## Short exercise
Copy the data below exactly, omitting any picture it contains.

/---

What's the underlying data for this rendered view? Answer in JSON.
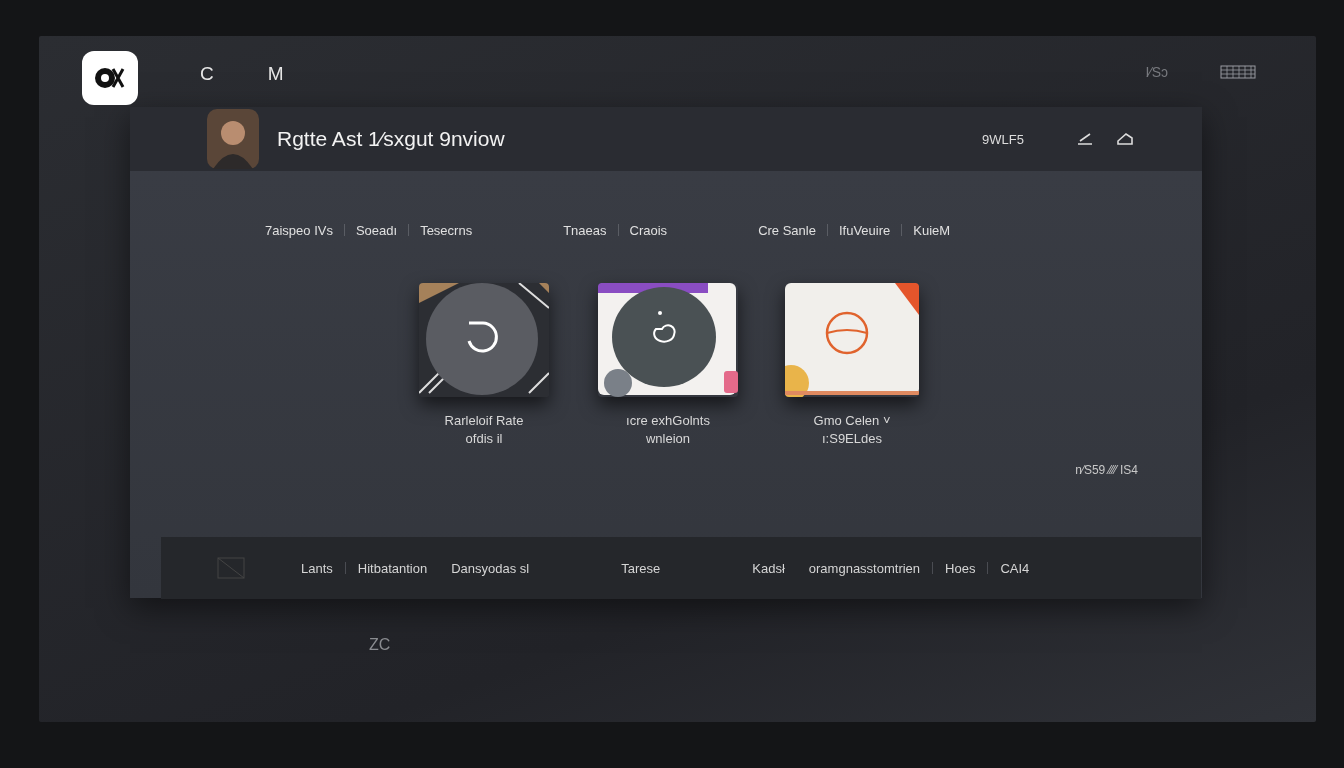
{
  "top_bar": {
    "nav": [
      "C",
      "M"
    ],
    "right_text": "I⁄Sↄ"
  },
  "panel": {
    "title": "Rgtte Ast 1⁄sxgut 9nviow",
    "header_text": "9WLF5",
    "tabs": [
      "7aispeo IVs",
      "Soeadı",
      "Tesecrns",
      "Tnaeas",
      "Craois",
      "Cre Sanle",
      "IfuVeuire",
      "KuieM"
    ],
    "cards": [
      {
        "kind": "dark",
        "caption": [
          "Rarleloif Rate",
          "ofdis il"
        ]
      },
      {
        "kind": "colorful",
        "caption": [
          "ıcre exhGolnts",
          "wnleion"
        ]
      },
      {
        "kind": "light",
        "caption": [
          "Gmo Celen ˅",
          "ı:S9ELdes"
        ]
      }
    ],
    "footnote": "n⁄S59 ⁄⁄⁄⁄ IS4"
  },
  "bottom_bar": {
    "items": [
      "Lants",
      "Hitbatantion",
      "Dansyodas sl",
      "Tarese",
      "Kadsł",
      "oramgnasstomtrien",
      "Hoes",
      "CAI4"
    ]
  },
  "footer_text": "ZC"
}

\---

## The reply
What's the underlying data for this rendered view? Answer in JSON.
{
  "top_bar": {
    "nav": [
      "C",
      "M"
    ],
    "right_text": "I⁄Sↄ"
  },
  "panel": {
    "title": "Rgtte Ast 1⁄sxgut 9nviow",
    "header_text": "9WLF5",
    "tabs": [
      "7aispeo IVs",
      "Soeadı",
      "Tesecrns",
      "Tnaeas",
      "Craois",
      "Cre Sanle",
      "IfuVeuire",
      "KuieM"
    ],
    "cards": [
      {
        "kind": "dark",
        "caption": [
          "Rarleloif Rate",
          "ofdis il"
        ]
      },
      {
        "kind": "colorful",
        "caption": [
          "ıcre exhGolnts",
          "wnleion"
        ]
      },
      {
        "kind": "light",
        "caption": [
          "Gmo Celen ˅",
          "ı:S9ELdes"
        ]
      }
    ],
    "footnote": "n⁄S59 ⁄⁄⁄⁄ IS4"
  },
  "bottom_bar": {
    "items": [
      "Lants",
      "Hitbatantion",
      "Dansyodas sl",
      "Tarese",
      "Kadsł",
      "oramgnasstomtrien",
      "Hoes",
      "CAI4"
    ]
  },
  "footer_text": "ZC"
}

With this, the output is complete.